- Task objective -
Please report every line from the material that contains the word "dicũt".

- Recorded information -

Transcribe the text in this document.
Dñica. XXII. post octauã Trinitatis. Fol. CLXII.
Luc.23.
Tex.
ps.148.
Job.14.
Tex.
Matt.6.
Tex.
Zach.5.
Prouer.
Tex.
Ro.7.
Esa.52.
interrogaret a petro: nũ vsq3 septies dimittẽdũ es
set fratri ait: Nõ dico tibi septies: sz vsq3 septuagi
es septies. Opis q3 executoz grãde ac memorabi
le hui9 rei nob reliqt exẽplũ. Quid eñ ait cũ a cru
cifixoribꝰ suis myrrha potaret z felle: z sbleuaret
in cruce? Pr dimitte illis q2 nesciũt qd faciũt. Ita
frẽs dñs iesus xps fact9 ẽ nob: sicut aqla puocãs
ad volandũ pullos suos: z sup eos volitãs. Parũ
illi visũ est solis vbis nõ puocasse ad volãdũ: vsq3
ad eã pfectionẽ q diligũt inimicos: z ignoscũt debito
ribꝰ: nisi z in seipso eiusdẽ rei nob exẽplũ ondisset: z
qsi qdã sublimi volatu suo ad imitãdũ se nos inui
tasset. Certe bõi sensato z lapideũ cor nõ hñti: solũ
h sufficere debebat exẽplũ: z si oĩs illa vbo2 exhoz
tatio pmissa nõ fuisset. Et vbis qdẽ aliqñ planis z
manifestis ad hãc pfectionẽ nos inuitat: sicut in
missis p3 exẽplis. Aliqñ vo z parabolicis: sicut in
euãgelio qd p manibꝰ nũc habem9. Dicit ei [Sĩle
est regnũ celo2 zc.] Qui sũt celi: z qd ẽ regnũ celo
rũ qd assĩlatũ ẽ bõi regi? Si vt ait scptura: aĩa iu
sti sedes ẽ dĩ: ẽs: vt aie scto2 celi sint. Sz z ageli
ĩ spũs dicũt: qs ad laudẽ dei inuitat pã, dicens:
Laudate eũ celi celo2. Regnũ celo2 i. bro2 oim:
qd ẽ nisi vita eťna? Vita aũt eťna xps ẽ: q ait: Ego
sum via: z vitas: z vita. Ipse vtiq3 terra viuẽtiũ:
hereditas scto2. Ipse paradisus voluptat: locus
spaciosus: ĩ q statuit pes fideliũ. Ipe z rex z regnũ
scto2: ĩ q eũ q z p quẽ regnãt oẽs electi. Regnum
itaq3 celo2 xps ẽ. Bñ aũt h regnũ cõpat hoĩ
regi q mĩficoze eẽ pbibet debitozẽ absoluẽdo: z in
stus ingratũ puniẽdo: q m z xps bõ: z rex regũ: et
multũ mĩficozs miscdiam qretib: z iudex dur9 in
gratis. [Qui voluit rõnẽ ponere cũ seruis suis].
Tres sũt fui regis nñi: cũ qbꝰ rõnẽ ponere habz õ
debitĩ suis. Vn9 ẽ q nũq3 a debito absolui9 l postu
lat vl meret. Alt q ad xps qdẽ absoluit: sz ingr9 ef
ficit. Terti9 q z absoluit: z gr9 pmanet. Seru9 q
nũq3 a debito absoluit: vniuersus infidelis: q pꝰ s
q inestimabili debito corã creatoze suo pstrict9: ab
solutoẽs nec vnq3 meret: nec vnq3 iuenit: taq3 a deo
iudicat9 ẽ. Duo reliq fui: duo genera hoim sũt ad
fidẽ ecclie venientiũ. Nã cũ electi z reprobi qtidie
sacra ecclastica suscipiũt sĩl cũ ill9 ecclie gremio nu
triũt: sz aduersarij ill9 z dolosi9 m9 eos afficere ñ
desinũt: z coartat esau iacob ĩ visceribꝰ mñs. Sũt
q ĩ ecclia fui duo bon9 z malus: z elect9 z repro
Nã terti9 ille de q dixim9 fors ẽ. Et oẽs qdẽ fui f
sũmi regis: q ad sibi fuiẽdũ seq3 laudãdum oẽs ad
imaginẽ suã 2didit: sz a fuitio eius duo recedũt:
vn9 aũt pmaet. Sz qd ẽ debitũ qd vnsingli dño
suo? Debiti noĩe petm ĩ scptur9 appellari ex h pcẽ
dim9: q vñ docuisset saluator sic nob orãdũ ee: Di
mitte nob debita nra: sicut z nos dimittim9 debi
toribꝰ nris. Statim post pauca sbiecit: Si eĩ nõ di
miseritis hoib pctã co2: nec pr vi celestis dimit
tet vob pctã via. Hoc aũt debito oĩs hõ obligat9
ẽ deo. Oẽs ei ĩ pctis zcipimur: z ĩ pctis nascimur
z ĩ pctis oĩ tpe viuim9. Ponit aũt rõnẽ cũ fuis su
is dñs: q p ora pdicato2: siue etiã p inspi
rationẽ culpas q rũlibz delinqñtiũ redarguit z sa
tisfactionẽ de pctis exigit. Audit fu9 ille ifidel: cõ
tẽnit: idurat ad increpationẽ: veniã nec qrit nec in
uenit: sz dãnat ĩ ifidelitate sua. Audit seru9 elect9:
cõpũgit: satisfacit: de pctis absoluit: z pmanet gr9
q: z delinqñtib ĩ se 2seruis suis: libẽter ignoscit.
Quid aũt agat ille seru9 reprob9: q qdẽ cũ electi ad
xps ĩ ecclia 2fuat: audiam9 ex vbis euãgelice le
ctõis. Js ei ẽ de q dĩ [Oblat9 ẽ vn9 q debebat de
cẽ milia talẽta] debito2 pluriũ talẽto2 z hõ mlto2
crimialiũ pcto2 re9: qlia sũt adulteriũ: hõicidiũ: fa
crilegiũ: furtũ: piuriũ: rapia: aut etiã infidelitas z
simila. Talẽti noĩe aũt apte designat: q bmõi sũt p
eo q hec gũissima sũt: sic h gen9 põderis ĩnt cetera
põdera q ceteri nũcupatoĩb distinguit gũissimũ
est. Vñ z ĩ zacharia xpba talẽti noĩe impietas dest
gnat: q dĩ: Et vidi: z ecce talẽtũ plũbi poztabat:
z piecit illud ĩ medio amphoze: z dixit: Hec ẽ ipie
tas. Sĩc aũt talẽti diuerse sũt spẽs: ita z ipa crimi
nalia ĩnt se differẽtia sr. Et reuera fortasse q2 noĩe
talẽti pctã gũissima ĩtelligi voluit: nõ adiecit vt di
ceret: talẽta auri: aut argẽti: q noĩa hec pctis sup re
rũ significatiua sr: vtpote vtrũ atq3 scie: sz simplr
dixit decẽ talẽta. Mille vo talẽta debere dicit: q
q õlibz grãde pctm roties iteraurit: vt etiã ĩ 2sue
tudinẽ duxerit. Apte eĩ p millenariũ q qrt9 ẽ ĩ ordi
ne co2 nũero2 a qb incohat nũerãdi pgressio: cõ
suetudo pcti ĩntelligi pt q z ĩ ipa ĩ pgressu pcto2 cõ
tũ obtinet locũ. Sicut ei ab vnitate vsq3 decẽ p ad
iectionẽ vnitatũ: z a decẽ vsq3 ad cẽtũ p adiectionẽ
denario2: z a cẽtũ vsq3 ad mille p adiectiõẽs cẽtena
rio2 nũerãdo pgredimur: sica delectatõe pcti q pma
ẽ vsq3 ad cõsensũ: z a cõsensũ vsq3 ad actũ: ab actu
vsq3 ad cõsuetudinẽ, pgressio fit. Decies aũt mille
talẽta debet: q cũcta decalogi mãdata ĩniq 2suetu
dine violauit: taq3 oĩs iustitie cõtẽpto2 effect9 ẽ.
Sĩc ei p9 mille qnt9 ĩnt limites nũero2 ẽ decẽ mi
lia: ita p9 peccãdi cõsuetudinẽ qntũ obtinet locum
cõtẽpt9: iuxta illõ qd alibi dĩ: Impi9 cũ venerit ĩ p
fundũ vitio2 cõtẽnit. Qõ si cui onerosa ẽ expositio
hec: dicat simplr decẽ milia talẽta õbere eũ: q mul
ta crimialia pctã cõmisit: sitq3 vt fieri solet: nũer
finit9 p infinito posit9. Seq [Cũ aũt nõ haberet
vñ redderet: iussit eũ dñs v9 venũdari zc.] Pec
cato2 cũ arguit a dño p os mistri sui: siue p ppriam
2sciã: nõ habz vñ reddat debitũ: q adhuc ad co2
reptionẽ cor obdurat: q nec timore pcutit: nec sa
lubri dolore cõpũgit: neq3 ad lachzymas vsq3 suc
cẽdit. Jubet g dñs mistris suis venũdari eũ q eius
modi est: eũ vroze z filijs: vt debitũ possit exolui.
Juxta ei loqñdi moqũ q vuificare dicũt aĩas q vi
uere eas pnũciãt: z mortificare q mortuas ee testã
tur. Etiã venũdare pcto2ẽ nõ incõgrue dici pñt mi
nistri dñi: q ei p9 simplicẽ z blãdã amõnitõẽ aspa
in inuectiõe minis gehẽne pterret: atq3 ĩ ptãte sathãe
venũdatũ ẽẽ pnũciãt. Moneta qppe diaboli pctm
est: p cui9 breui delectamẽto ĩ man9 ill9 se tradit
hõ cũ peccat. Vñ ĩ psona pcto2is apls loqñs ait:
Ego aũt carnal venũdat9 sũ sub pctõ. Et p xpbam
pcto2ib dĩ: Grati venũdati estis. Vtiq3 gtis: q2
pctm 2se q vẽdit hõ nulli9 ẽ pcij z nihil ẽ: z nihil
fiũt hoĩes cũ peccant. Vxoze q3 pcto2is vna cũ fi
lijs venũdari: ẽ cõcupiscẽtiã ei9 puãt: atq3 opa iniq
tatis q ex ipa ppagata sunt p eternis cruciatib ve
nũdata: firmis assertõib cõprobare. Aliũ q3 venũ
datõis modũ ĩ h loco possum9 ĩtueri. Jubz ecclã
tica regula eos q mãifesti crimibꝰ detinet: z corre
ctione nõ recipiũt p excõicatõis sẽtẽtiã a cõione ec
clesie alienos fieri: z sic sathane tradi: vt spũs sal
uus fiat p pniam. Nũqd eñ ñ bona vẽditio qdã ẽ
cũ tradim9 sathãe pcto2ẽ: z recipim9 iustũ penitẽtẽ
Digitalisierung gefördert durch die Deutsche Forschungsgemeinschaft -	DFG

- The solution -
ĩ spũs dicũt: qs ad laudẽ dei inuitat pã, dicens:
Juxta ei loqñdi moqũ q vuificare dicũt aĩas q vi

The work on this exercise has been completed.